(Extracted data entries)
---+---
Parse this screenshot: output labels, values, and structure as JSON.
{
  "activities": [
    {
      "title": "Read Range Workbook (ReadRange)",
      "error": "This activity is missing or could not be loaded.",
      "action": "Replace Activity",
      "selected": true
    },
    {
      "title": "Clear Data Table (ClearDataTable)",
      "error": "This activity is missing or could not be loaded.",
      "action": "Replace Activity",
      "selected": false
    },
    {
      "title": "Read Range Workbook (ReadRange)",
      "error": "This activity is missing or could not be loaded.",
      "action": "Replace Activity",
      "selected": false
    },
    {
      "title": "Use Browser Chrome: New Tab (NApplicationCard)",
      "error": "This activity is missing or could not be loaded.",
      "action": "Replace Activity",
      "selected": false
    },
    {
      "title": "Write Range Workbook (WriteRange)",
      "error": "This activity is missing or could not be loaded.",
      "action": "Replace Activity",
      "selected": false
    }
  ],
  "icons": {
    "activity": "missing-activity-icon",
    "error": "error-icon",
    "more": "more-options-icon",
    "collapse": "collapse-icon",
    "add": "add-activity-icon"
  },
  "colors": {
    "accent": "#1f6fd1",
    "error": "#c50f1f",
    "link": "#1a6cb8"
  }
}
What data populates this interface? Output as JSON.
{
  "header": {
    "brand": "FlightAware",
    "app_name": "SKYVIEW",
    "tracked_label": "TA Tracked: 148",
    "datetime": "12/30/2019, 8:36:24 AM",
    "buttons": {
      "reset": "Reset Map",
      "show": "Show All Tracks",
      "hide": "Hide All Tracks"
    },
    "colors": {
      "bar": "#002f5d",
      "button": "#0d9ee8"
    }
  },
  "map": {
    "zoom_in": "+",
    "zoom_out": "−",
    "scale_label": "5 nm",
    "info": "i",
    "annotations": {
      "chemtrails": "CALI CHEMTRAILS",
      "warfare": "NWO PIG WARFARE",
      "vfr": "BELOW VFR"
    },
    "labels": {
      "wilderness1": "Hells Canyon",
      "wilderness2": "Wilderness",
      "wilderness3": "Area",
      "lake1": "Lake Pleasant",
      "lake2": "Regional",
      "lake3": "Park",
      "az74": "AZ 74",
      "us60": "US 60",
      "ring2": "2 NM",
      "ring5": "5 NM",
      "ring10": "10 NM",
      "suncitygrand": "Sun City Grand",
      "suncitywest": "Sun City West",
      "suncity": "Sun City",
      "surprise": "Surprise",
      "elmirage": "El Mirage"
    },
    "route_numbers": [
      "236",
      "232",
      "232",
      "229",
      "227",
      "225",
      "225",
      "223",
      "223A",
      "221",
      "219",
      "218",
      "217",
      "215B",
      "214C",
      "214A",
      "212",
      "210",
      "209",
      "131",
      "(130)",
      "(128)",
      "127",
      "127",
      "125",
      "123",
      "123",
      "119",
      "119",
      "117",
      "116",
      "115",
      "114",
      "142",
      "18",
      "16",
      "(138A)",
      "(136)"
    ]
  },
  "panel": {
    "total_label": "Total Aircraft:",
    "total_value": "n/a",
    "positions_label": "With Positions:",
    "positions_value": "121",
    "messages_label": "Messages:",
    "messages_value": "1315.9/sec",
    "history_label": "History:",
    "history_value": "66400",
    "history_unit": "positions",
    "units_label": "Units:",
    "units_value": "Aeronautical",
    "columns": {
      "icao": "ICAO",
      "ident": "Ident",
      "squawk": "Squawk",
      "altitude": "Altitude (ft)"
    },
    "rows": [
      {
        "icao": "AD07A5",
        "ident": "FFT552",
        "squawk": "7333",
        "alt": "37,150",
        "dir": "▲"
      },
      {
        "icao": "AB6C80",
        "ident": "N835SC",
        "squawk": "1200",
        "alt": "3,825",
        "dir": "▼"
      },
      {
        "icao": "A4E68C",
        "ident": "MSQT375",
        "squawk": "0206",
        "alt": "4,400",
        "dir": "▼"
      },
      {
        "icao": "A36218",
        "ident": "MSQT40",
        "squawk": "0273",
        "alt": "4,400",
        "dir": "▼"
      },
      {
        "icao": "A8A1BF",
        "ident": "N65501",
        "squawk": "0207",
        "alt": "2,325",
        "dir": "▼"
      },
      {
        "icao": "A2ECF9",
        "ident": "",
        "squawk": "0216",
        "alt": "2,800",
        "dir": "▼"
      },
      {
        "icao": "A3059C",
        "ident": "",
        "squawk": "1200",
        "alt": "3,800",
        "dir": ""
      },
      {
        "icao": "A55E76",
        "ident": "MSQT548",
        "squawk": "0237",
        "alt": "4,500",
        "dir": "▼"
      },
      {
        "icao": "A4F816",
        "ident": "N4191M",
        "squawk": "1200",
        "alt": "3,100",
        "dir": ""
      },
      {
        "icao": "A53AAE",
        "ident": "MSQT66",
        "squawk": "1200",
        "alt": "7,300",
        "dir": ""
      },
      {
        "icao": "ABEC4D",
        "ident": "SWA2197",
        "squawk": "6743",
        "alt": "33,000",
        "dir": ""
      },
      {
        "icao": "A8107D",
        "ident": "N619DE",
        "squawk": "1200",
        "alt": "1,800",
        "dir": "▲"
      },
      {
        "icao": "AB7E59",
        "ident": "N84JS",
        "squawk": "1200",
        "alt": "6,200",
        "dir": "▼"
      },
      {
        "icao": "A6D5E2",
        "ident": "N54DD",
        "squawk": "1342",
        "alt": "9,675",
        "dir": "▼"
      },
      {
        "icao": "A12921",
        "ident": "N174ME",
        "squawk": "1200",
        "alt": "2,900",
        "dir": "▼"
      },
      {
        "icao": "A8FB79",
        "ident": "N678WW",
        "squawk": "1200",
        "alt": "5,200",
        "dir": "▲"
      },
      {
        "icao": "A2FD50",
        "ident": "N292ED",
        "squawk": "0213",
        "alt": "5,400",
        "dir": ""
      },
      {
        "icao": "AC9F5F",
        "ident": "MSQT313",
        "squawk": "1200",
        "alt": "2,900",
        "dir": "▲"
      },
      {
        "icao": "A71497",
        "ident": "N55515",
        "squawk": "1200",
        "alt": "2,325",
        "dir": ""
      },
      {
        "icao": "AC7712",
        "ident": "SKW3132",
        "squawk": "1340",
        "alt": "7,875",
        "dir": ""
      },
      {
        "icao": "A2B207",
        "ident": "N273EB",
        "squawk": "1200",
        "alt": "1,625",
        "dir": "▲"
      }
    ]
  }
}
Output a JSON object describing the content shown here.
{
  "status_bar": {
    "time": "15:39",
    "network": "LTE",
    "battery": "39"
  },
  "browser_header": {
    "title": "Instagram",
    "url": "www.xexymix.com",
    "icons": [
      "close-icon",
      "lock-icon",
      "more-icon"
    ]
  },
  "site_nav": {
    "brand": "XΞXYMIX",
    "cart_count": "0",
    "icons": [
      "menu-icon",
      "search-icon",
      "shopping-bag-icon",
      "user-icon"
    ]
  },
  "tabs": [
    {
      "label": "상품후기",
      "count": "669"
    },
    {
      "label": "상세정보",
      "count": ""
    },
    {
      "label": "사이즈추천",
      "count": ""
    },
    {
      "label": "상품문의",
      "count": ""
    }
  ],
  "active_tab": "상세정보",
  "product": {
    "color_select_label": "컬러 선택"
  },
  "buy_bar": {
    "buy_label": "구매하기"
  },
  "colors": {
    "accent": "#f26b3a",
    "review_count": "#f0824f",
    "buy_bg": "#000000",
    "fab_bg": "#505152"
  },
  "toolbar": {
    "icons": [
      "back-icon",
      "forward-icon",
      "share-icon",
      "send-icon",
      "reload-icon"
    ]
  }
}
---+---
◆ Task details
All of the lines above must be returned exactly.

◆ Exercise response
Parse this screenshot: output labels, values, and structure as JSON.
{
  "activities": [
    {
      "title": "Read Range Workbook (ReadRange)",
      "error": "This activity is missing or could not be loaded.",
      "action": "Replace Activity",
      "selected": true
    },
    {
      "title": "Clear Data Table (ClearDataTable)",
      "error": "This activity is missing or could not be loaded.",
      "action": "Replace Activity",
      "selected": false
    },
    {
      "title": "Read Range Workbook (ReadRange)",
      "error": "This activity is missing or could not be loaded.",
      "action": "Replace Activity",
      "selected": false
    },
    {
      "title": "Use Browser Chrome: New Tab (NApplicationCard)",
      "error": "This activity is missing or could not be loaded.",
      "action": "Replace Activity",
      "selected": false
    },
    {
      "title": "Write Range Workbook (WriteRange)",
      "error": "This activity is missing or could not be loaded.",
      "action": "Replace Activity",
      "selected": false
    }
  ],
  "icons": {
    "activity": "missing-activity-icon",
    "error": "error-icon",
    "more": "more-options-icon",
    "collapse": "collapse-icon",
    "add": "add-activity-icon"
  },
  "colors": {
    "accent": "#1f6fd1",
    "error": "#c50f1f",
    "link": "#1a6cb8"
  }
}
What data populates this interface? Output as JSON.
{
  "header": {
    "brand": "FlightAware",
    "app_name": "SKYVIEW",
    "tracked_label": "TA Tracked: 148",
    "datetime": "12/30/2019, 8:36:24 AM",
    "buttons": {
      "reset": "Reset Map",
      "show": "Show All Tracks",
      "hide": "Hide All Tracks"
    },
    "colors": {
      "bar": "#002f5d",
      "button": "#0d9ee8"
    }
  },
  "map": {
    "zoom_in": "+",
    "zoom_out": "−",
    "scale_label": "5 nm",
    "info": "i",
    "annotations": {
      "chemtrails": "CALI CHEMTRAILS",
      "warfare": "NWO PIG WARFARE",
      "vfr": "BELOW VFR"
    },
    "labels": {
      "wilderness1": "Hells Canyon",
      "wilderness2": "Wilderness",
      "wilderness3": "Area",
      "lake1": "Lake Pleasant",
      "lake2": "Regional",
      "lake3": "Park",
      "az74": "AZ 74",
      "us60": "US 60",
      "ring2": "2 NM",
      "ring5": "5 NM",
      "ring10": "10 NM",
      "suncitygrand": "Sun City Grand",
      "suncitywest": "Sun City West",
      "suncity": "Sun City",
      "surprise": "Surprise",
      "elmirage": "El Mirage"
    },
    "route_numbers": [
      "236",
      "232",
      "232",
      "229",
      "227",
      "225",
      "225",
      "223",
      "223A",
      "221",
      "219",
      "218",
      "217",
      "215B",
      "214C",
      "214A",
      "212",
      "210",
      "209",
      "131",
      "(130)",
      "(128)",
      "127",
      "127",
      "125",
      "123",
      "123",
      "119",
      "119",
      "117",
      "116",
      "115",
      "114",
      "142",
      "18",
      "16",
      "(138A)",
      "(136)"
    ]
  },
  "panel": {
    "total_label": "Total Aircraft:",
    "total_value": "n/a",
    "positions_label": "With Positions:",
    "positions_value": "121",
    "messages_label": "Messages:",
    "messages_value": "1315.9/sec",
    "history_label": "History:",
    "history_value": "66400",
    "history_unit": "positions",
    "units_label": "Units:",
    "units_value": "Aeronautical",
    "columns": {
      "icao": "ICAO",
      "ident": "Ident",
      "squawk": "Squawk",
      "altitude": "Altitude (ft)"
    },
    "rows": [
      {
        "icao": "AD07A5",
        "ident": "FFT552",
        "squawk": "7333",
        "alt": "37,150",
        "dir": "▲"
      },
      {
        "icao": "AB6C80",
        "ident": "N835SC",
        "squawk": "1200",
        "alt": "3,825",
        "dir": "▼"
      },
      {
        "icao": "A4E68C",
        "ident": "MSQT375",
        "squawk": "0206",
        "alt": "4,400",
        "dir": "▼"
      },
      {
        "icao": "A36218",
        "ident": "MSQT40",
        "squawk": "0273",
        "alt": "4,400",
        "dir": "▼"
      },
      {
        "icao": "A8A1BF",
        "ident": "N65501",
        "squawk": "0207",
        "alt": "2,325",
        "dir": "▼"
      },
      {
        "icao": "A2ECF9",
        "ident": "",
        "squawk": "0216",
        "alt": "2,800",
        "dir": "▼"
      },
      {
        "icao": "A3059C",
        "ident": "",
        "squawk": "1200",
        "alt": "3,800",
        "dir": ""
      },
      {
        "icao": "A55E76",
        "ident": "MSQT548",
        "squawk": "0237",
        "alt": "4,500",
        "dir": "▼"
      },
      {
        "icao": "A4F816",
        "ident": "N4191M",
        "squawk": "1200",
        "alt": "3,100",
        "dir": ""
      },
      {
        "icao": "A53AAE",
        "ident": "MSQT66",
        "squawk": "1200",
        "alt": "7,300",
        "dir": ""
      },
      {
        "icao": "ABEC4D",
        "ident": "SWA2197",
        "squawk": "6743",
        "alt": "33,000",
        "dir": ""
      },
      {
        "icao": "A8107D",
        "ident": "N619DE",
        "squawk": "1200",
        "alt": "1,800",
        "dir": "▲"
      },
      {
        "icao": "AB7E59",
        "ident": "N84JS",
        "squawk": "1200",
        "alt": "6,200",
        "dir": "▼"
      },
      {
        "icao": "A6D5E2",
        "ident": "N54DD",
        "squawk": "1342",
        "alt": "9,675",
        "dir": "▼"
      },
      {
        "icao": "A12921",
        "ident": "N174ME",
        "squawk": "1200",
        "alt": "2,900",
        "dir": "▼"
      },
      {
        "icao": "A8FB79",
        "ident": "N678WW",
        "squawk": "1200",
        "alt": "5,200",
        "dir": "▲"
      },
      {
        "icao": "A2FD50",
        "ident": "N292ED",
        "squawk": "0213",
        "alt": "5,400",
        "dir": ""
      },
      {
        "icao": "AC9F5F",
        "ident": "MSQT313",
        "squawk": "1200",
        "alt": "2,900",
        "dir": "▲"
      },
      {
        "icao": "A71497",
        "ident": "N55515",
        "squawk": "1200",
        "alt": "2,325",
        "dir": ""
      },
      {
        "icao": "AC7712",
        "ident": "SKW3132",
        "squawk": "1340",
        "alt": "7,875",
        "dir": ""
      },
      {
        "icao": "A2B207",
        "ident": "N273EB",
        "squawk": "1200",
        "alt": "1,625",
        "dir": "▲"
      }
    ]
  }
}
Output a JSON object describing the content shown here.
{
  "status_bar": {
    "time": "15:39",
    "network": "LTE",
    "battery": "39"
  },
  "browser_header": {
    "title": "Instagram",
    "url": "www.xexymix.com",
    "icons": [
      "close-icon",
      "lock-icon",
      "more-icon"
    ]
  },
  "site_nav": {
    "brand": "XΞXYMIX",
    "cart_count": "0",
    "icons": [
      "menu-icon",
      "search-icon",
      "shopping-bag-icon",
      "user-icon"
    ]
  },
  "tabs": [
    {
      "label": "상품후기",
      "count": "669"
    },
    {
      "label": "상세정보",
      "count": ""
    },
    {
      "label": "사이즈추천",
      "count": ""
    },
    {
      "label": "상품문의",
      "count": ""
    }
  ],
  "active_tab": "상세정보",
  "product": {
    "color_select_label": "컬러 선택"
  },
  "buy_bar": {
    "buy_label": "구매하기"
  },
  "colors": {
    "accent": "#f26b3a",
    "review_count": "#f0824f",
    "buy_bg": "#000000",
    "fab_bg": "#505152"
  },
  "toolbar": {
    "icons": [
      "back-icon",
      "forward-icon",
      "share-icon",
      "send-icon",
      "reload-icon"
    ]
  }
}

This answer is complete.